**WHAT YOU HAVE TO DO:** Below are the records; copy each line in them that holds the word "region".

Part of a data file:

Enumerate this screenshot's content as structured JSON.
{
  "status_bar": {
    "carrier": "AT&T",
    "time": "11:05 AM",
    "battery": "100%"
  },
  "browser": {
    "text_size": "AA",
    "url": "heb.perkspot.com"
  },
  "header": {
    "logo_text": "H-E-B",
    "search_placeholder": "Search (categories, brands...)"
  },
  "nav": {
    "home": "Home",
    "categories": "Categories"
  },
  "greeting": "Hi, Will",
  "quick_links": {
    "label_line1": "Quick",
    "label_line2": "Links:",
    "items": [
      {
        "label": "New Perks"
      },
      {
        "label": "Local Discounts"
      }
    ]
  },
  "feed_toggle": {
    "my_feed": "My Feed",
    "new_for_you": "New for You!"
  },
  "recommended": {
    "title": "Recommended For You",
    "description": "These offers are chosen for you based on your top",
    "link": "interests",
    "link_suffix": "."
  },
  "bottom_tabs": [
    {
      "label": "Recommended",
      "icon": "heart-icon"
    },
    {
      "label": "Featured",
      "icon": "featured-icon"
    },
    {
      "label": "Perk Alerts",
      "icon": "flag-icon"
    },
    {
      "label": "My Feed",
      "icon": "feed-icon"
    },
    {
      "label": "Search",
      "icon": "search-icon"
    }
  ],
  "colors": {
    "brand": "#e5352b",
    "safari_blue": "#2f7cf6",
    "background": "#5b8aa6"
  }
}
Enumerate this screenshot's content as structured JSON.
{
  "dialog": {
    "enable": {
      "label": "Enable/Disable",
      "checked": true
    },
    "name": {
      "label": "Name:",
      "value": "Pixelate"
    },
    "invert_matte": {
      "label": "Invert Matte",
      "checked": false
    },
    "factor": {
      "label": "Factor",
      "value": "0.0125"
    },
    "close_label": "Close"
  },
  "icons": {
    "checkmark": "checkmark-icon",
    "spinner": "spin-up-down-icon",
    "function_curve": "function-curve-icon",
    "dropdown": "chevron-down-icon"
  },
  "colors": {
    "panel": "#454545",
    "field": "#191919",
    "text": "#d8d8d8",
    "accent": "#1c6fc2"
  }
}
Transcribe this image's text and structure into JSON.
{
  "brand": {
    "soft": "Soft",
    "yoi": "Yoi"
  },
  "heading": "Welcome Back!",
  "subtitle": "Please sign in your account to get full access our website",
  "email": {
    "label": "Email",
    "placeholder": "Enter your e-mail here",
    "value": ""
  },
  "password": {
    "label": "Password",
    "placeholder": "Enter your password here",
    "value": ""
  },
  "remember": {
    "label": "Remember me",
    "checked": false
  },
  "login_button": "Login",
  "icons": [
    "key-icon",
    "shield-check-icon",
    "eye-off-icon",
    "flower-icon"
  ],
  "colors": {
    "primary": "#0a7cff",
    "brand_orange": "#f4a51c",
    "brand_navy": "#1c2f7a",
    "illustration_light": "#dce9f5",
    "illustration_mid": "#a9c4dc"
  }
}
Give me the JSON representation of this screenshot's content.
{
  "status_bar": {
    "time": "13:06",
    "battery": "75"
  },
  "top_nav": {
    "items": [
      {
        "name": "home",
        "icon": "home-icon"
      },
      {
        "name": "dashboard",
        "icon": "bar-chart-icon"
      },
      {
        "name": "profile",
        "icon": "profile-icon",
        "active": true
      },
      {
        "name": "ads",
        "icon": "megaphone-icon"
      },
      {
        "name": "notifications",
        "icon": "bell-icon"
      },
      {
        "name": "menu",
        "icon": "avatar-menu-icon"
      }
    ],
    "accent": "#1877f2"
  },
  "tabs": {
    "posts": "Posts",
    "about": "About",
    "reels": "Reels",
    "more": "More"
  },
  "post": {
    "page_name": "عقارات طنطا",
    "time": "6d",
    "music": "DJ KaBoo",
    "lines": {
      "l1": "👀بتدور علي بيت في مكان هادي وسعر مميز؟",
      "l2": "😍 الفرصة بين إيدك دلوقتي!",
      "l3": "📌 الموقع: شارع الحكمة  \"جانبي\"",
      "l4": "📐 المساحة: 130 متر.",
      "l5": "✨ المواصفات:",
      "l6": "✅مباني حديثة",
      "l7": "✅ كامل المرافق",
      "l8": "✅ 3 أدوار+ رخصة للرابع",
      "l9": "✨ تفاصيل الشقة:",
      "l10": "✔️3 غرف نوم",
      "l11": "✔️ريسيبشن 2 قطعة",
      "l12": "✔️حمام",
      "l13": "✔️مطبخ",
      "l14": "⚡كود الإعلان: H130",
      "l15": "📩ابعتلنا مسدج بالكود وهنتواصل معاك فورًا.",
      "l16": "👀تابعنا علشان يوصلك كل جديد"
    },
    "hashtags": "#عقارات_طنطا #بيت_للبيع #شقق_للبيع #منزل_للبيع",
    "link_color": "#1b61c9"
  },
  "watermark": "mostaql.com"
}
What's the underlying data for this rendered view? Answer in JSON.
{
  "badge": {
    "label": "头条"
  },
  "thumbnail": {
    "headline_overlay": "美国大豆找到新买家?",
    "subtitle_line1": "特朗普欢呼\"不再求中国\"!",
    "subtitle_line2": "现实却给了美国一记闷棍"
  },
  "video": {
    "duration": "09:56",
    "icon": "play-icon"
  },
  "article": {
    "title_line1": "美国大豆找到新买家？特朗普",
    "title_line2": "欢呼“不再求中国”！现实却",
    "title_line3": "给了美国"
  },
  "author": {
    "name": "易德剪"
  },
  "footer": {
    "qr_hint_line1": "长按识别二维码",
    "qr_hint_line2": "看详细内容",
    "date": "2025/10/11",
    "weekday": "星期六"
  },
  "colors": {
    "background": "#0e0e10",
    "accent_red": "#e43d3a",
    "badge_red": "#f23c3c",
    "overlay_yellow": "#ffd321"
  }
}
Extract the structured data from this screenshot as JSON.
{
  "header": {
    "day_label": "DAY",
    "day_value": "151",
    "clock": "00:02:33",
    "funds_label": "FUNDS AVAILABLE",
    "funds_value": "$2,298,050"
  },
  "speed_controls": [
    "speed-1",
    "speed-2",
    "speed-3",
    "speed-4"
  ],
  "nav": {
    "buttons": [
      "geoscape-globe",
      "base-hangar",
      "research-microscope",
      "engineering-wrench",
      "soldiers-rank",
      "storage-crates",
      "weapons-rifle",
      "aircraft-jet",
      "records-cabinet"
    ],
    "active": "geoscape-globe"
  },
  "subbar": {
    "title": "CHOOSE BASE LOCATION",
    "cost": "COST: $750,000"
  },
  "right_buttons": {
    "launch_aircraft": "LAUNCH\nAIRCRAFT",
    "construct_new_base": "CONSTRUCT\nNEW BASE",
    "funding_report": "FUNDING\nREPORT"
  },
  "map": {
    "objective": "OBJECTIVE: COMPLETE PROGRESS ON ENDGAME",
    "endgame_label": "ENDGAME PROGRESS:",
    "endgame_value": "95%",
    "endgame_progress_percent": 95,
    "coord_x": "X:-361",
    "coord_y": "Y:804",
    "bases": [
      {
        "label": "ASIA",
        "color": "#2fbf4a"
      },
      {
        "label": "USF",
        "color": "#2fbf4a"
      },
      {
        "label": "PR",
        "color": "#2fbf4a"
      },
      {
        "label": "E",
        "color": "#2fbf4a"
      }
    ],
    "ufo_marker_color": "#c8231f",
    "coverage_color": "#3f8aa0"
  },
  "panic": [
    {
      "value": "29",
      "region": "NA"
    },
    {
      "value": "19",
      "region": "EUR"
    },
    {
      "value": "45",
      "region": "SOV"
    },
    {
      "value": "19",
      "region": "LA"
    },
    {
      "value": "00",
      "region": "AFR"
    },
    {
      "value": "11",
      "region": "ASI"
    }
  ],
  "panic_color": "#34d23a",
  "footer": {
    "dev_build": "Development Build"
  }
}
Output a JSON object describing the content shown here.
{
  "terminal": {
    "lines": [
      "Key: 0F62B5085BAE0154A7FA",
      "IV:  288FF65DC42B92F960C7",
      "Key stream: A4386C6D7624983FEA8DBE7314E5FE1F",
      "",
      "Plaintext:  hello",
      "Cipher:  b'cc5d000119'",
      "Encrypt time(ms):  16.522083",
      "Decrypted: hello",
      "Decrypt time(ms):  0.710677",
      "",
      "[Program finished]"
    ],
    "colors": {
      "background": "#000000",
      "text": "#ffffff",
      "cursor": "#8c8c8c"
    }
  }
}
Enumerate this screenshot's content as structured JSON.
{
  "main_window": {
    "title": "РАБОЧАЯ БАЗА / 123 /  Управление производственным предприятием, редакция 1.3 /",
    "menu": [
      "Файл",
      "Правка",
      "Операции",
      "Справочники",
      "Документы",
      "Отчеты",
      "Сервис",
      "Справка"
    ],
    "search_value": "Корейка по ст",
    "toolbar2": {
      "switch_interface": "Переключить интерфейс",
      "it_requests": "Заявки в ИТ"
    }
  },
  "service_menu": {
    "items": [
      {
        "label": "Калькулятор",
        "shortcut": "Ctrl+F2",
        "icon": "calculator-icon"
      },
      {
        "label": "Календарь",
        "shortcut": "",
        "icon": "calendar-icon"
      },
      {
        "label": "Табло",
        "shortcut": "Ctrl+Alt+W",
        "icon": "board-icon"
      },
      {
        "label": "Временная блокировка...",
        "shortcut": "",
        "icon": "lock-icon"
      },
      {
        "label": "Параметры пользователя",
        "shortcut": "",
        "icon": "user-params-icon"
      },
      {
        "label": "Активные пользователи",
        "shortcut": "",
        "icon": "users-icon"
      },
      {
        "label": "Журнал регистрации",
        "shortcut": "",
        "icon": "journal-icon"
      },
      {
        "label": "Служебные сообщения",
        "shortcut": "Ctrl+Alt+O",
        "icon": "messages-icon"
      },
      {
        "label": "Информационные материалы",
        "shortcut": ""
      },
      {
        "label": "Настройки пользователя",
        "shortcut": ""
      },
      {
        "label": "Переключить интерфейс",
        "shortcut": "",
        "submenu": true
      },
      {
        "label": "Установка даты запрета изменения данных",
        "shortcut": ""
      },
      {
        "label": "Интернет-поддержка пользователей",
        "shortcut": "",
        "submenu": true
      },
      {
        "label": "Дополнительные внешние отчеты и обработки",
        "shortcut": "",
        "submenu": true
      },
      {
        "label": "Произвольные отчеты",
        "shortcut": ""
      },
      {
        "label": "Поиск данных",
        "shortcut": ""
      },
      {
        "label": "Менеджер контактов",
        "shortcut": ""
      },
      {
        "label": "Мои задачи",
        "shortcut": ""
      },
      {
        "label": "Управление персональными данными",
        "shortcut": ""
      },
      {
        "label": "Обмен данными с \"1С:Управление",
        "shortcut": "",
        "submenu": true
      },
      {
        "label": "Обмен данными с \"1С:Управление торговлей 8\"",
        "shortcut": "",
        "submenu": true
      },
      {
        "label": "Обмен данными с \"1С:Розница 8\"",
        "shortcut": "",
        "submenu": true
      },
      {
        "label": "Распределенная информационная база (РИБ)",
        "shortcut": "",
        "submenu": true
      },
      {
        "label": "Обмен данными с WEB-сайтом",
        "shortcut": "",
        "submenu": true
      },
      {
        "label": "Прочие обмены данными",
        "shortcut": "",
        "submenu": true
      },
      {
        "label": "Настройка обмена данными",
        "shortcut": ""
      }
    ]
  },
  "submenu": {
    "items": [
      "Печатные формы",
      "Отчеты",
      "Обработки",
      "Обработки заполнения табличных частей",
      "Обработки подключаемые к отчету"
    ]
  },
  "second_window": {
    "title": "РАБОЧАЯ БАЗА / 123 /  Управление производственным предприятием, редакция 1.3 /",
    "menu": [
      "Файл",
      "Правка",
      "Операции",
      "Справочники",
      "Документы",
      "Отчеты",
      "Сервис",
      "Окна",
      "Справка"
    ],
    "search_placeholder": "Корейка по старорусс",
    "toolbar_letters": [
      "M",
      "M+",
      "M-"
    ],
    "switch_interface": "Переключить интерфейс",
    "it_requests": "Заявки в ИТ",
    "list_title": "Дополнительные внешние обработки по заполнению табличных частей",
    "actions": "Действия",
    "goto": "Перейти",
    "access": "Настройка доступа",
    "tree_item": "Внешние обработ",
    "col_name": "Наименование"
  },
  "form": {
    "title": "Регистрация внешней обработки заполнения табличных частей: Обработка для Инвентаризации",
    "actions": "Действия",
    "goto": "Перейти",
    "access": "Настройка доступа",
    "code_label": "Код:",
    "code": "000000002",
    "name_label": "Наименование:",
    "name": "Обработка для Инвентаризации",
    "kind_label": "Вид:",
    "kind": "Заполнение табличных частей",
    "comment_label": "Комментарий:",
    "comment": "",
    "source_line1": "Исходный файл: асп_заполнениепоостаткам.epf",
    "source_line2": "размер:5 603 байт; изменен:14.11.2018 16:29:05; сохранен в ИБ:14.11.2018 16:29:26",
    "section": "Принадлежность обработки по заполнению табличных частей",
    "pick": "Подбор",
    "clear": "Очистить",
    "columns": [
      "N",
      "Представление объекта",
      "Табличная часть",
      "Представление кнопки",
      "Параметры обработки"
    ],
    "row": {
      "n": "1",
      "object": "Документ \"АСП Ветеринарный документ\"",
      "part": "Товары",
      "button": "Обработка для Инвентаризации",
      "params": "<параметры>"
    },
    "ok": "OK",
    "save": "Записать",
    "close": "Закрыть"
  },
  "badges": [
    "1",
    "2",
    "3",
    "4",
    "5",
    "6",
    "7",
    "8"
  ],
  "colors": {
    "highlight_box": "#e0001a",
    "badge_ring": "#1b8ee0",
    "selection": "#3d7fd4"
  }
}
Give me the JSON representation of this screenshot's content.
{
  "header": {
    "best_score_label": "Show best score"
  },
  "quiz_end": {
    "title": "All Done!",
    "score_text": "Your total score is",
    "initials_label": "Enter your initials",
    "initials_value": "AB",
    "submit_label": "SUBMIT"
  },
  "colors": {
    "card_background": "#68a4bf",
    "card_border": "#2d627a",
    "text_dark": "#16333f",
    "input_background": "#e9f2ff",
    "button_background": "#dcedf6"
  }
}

**RESULT:**
      "region": "NA"
      "region": "EUR"
      "region": "SOV"
      "region": "LA"
      "region": "AFR"
      "region": "ASI"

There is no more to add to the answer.